Copy every line from the data below in which the string "with" can be found.

#### Provided information ####

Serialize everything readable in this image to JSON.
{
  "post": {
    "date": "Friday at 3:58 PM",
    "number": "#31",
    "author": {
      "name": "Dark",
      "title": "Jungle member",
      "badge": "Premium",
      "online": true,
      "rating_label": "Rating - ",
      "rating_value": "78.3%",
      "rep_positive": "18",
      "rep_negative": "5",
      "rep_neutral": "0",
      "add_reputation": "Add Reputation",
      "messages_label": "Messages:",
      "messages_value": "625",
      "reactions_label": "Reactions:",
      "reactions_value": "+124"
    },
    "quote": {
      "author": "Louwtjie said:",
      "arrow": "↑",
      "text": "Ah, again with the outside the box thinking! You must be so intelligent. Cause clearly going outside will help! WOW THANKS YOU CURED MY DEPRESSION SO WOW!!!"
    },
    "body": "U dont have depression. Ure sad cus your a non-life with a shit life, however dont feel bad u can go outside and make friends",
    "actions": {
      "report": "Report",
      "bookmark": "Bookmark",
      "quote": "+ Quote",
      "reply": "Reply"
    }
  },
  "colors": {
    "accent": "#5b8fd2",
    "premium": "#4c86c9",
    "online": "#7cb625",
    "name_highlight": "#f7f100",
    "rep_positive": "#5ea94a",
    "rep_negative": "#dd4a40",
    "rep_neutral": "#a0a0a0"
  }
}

####

▶ [Answer in full]:
      "text": "Ah, again with the outside the box thinking! You must be so intelligent. Cause clearly going outside will help! WOW THANKS YOU CURED MY DEPRESSION SO WOW!!!"
    "body": "U dont have depression. Ure sad cus your a non-life with a shit life, however dont feel bad u can go outside and make friends",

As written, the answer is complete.